Directions
Please write the next part of the Cumin restaurant write-up, starting right after its final sentence.

— Begin Page text —

If I had a dollar for every time someone asked me why there’s no Indian food in Wicker Park, I’d have enough money to open my own Indian restaurant (something I’ve given serious thought to). How the WP went this long without it, we’ll never know. What matters now is that the wait is over. With the arrival of Cumin, you can finally pick up some biryani with your gold American Apparel stretch pants.
As excited as everyone is about the arrival of Cumin (and let me tell you, the packed house is positively giddy), I’m hoping that people aren’t just sticking to their usual butter chicken and are taking notice of the Nepali stuff on the menu. For the last six years, chef Min Thapa has been cooking at Evanston’s Mt. Everest, one of only three Nepali restaurants in Chicagoland (the others being Highland Park’s Curry Hut and Chicago Curry House in the South Loop, both from the same owner). So when Sanjeev Karmacharya, Nepalese himself, decided to open Cumin, he knew Thapa was his ace in the hole. Judging by everything I’ve tasted so far, he couldn’t have made a better choice.

— End Page text —
— Begin Dataset —

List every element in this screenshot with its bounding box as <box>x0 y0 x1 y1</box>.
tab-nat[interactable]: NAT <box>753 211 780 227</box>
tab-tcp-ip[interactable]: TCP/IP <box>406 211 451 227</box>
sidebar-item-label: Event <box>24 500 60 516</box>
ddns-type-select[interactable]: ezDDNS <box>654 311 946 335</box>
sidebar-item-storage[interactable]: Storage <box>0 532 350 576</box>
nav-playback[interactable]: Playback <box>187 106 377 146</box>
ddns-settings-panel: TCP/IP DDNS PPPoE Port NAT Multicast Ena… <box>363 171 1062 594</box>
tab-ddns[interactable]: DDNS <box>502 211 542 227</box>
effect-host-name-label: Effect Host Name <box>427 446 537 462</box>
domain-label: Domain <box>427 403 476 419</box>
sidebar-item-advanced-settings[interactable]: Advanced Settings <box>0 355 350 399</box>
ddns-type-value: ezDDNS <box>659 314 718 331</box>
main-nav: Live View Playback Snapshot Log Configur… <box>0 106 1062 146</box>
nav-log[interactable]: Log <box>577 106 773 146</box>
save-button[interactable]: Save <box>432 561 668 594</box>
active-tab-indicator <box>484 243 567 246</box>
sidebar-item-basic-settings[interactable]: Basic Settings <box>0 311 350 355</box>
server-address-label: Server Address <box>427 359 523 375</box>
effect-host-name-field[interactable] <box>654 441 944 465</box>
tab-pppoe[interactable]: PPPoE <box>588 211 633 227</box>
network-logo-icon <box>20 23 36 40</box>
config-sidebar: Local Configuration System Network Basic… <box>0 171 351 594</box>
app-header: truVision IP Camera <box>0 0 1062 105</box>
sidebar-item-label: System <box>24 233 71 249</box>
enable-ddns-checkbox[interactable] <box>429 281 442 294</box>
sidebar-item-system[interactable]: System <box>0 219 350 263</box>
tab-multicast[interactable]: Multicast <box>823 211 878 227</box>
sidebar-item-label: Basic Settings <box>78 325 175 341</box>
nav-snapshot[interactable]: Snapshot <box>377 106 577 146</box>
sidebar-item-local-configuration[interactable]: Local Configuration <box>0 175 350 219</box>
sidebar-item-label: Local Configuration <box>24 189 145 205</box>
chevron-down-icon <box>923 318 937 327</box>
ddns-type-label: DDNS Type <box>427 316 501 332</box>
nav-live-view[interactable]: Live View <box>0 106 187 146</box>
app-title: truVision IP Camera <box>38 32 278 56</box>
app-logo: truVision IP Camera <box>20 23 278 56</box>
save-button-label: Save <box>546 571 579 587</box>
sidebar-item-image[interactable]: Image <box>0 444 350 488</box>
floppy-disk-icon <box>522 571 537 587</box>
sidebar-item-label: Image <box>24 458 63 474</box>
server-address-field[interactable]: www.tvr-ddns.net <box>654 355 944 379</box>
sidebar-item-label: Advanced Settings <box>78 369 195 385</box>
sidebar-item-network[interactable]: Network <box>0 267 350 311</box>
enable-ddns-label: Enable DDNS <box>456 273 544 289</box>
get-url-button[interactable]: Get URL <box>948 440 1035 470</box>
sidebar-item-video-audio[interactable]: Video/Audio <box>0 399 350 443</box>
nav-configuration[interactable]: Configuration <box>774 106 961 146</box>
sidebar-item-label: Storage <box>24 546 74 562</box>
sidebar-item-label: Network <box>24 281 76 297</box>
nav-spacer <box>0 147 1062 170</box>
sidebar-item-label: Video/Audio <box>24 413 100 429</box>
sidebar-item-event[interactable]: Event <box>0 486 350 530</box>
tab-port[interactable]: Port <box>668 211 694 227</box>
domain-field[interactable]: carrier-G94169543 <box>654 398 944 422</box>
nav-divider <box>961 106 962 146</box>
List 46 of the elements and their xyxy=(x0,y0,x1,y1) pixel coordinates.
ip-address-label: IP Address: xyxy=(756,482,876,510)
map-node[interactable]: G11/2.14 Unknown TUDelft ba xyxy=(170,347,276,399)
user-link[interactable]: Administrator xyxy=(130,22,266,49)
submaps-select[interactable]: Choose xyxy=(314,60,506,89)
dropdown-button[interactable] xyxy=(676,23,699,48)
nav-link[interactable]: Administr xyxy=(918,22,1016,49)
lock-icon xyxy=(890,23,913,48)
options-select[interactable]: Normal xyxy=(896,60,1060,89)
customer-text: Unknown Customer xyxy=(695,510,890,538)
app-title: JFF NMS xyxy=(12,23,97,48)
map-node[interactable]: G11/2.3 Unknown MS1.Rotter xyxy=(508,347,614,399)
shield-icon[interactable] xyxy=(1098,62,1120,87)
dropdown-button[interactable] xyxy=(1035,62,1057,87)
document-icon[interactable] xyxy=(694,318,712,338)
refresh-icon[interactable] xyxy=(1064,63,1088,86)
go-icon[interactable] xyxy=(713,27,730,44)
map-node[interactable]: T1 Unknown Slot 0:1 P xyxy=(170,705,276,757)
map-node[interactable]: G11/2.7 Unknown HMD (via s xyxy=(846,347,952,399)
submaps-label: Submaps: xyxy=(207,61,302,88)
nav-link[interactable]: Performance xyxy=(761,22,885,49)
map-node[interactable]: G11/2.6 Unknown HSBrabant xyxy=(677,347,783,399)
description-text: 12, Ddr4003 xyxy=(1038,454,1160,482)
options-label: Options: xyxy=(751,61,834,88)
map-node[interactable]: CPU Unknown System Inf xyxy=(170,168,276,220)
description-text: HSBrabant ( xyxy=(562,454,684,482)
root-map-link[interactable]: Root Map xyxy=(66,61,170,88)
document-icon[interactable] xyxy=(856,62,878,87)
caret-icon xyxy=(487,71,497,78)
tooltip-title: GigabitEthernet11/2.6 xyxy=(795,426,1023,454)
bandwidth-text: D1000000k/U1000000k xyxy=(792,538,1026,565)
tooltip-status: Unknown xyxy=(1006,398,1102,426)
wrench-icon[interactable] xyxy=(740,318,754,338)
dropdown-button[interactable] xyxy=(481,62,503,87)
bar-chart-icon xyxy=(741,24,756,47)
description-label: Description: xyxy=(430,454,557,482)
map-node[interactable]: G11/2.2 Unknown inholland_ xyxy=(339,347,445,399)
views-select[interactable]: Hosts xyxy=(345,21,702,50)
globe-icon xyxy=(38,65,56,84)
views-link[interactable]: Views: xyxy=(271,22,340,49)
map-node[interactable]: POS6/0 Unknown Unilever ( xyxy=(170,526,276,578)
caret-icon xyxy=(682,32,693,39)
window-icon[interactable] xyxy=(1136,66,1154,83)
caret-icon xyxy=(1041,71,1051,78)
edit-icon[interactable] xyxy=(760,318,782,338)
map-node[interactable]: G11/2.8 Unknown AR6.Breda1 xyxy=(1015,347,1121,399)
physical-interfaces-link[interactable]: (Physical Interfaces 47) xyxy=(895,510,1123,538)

— End Dataset —

Task result
To say that Nepali food is pretty much the same as Indian food isn’t a complete lie, but it is a bit of a generalization. Quick geography refresher: Nepal is bordered on its south by India and shares its northern border with China. Probably the biggest example of the Chinese influence on Nepali food is the quick cooking of certain dishes. Meats that sit in gravies to braise away throughout the day are traditional in India, but in Nepal, it’s pretty common to use a wok-like kadai to quickly sear meat in ginger-garlic paste before tossing in fresh vegetables. At Cumin, the best example of the fresh, clean flavors brought out via this stir-fry style is the paalungoko saag, whole spinach leaves sautéed with caramelized garlic until just wilted and coated in a trinity of seeds: fenugreek, mustard and the ubiquitous restaurant namesake. Fresh tomatoes and slivers of ginger add a finishing dose of brightness. Couple this dish with the parvate aalu tama ra bodi. It’s worth stumbling through the pronunciation to get another example of vegetables that haven’t been cooked within an inch of their life. This time it’s a trio of potatoes, bamboo shoots and black-eyed peas, al dente and infused with heady cumin, coriander and turmeric.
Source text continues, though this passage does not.